**** SUPPLIED DATA

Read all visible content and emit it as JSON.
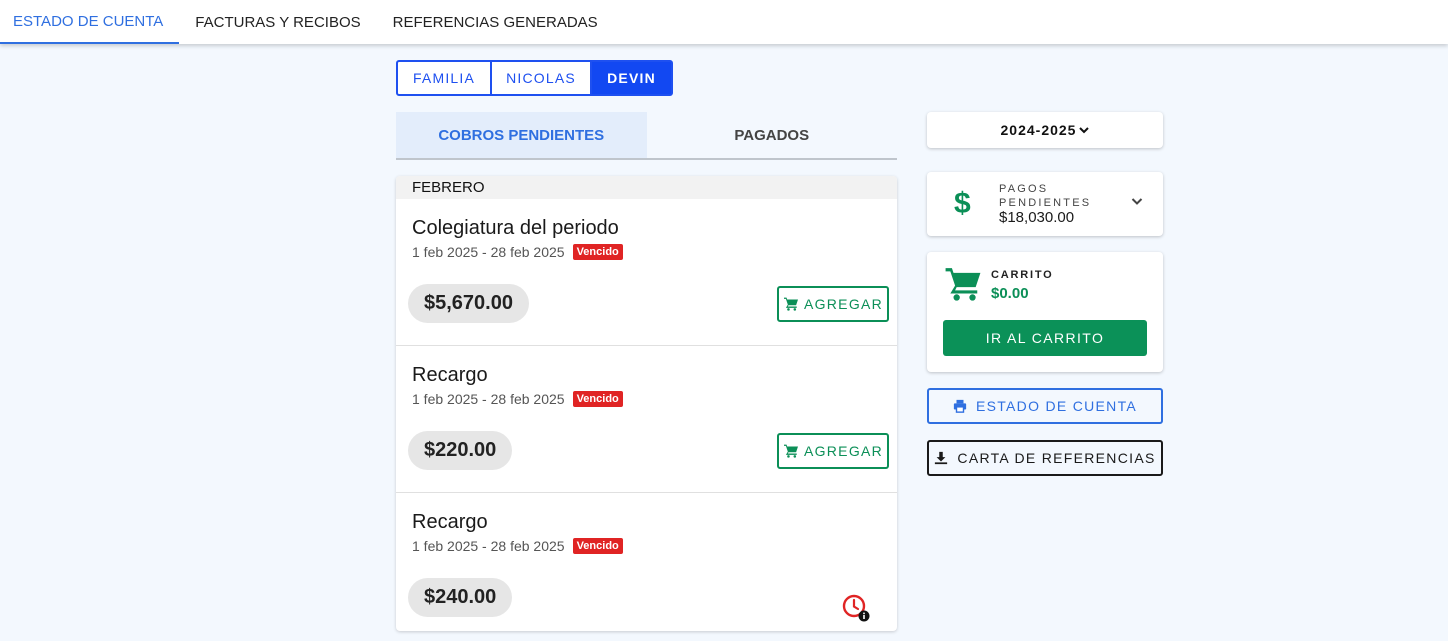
{
  "topnav": {
    "tabs": [
      {
        "label": "ESTADO DE CUENTA",
        "active": true
      },
      {
        "label": "FACTURAS Y RECIBOS",
        "active": false
      },
      {
        "label": "REFERENCIAS GENERADAS",
        "active": false
      }
    ]
  },
  "students": {
    "options": [
      "FAMILIA",
      "NICOLAS",
      "DEVIN"
    ],
    "selected": "DEVIN"
  },
  "status_tabs": {
    "pending_label": "COBROS PENDIENTES",
    "paid_label": "PAGADOS",
    "selected": "COBROS PENDIENTES"
  },
  "charges": {
    "month": "FEBRERO",
    "items": [
      {
        "title": "Colegiatura del periodo",
        "period": "1 feb 2025 - 28 feb 2025",
        "status": "Vencido",
        "amount": "$5,670.00",
        "action": "AGREGAR"
      },
      {
        "title": "Recargo",
        "period": "1 feb 2025 - 28 feb 2025",
        "status": "Vencido",
        "amount": "$220.00",
        "action": "AGREGAR"
      },
      {
        "title": "Recargo",
        "period": "1 feb 2025 - 28 feb 2025",
        "status": "Vencido",
        "amount": "$240.00",
        "action": ""
      }
    ]
  },
  "sidebar": {
    "year": "2024-2025",
    "pending": {
      "label": "PAGOS PENDIENTES",
      "value": "$18,030.00"
    },
    "cart": {
      "label": "CARRITO",
      "value": "$0.00",
      "button": "IR AL CARRITO"
    },
    "account_statement_button": "ESTADO DE CUENTA",
    "references_button": "CARTA DE REFERENCIAS"
  },
  "colors": {
    "accent_blue": "#2f6fe0",
    "toggle_blue": "#1248f2",
    "green": "#0b8f57",
    "overdue_red": "#e02424",
    "background": "#f3f8fe"
  },
  "icons": [
    "cart-icon",
    "clock-info-icon",
    "dollar-icon",
    "chevron-down-icon",
    "printer-icon",
    "download-icon"
  ]
}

********

**WRITTEN REQUEST**
Extract the full listing exactly, with the pictures left out.

**FINAL RESULT**
Read all visible content and emit it as JSON.
{
  "topnav": {
    "tabs": [
      {
        "label": "ESTADO DE CUENTA",
        "active": true
      },
      {
        "label": "FACTURAS Y RECIBOS",
        "active": false
      },
      {
        "label": "REFERENCIAS GENERADAS",
        "active": false
      }
    ]
  },
  "students": {
    "options": [
      "FAMILIA",
      "NICOLAS",
      "DEVIN"
    ],
    "selected": "DEVIN"
  },
  "status_tabs": {
    "pending_label": "COBROS PENDIENTES",
    "paid_label": "PAGADOS",
    "selected": "COBROS PENDIENTES"
  },
  "charges": {
    "month": "FEBRERO",
    "items": [
      {
        "title": "Colegiatura del periodo",
        "period": "1 feb 2025 - 28 feb 2025",
        "status": "Vencido",
        "amount": "$5,670.00",
        "action": "AGREGAR"
      },
      {
        "title": "Recargo",
        "period": "1 feb 2025 - 28 feb 2025",
        "status": "Vencido",
        "amount": "$220.00",
        "action": "AGREGAR"
      },
      {
        "title": "Recargo",
        "period": "1 feb 2025 - 28 feb 2025",
        "status": "Vencido",
        "amount": "$240.00",
        "action": ""
      }
    ]
  },
  "sidebar": {
    "year": "2024-2025",
    "pending": {
      "label": "PAGOS PENDIENTES",
      "value": "$18,030.00"
    },
    "cart": {
      "label": "CARRITO",
      "value": "$0.00",
      "button": "IR AL CARRITO"
    },
    "account_statement_button": "ESTADO DE CUENTA",
    "references_button": "CARTA DE REFERENCIAS"
  },
  "colors": {
    "accent_blue": "#2f6fe0",
    "toggle_blue": "#1248f2",
    "green": "#0b8f57",
    "overdue_red": "#e02424",
    "background": "#f3f8fe"
  },
  "icons": [
    "cart-icon",
    "clock-info-icon",
    "dollar-icon",
    "chevron-down-icon",
    "printer-icon",
    "download-icon"
  ]
}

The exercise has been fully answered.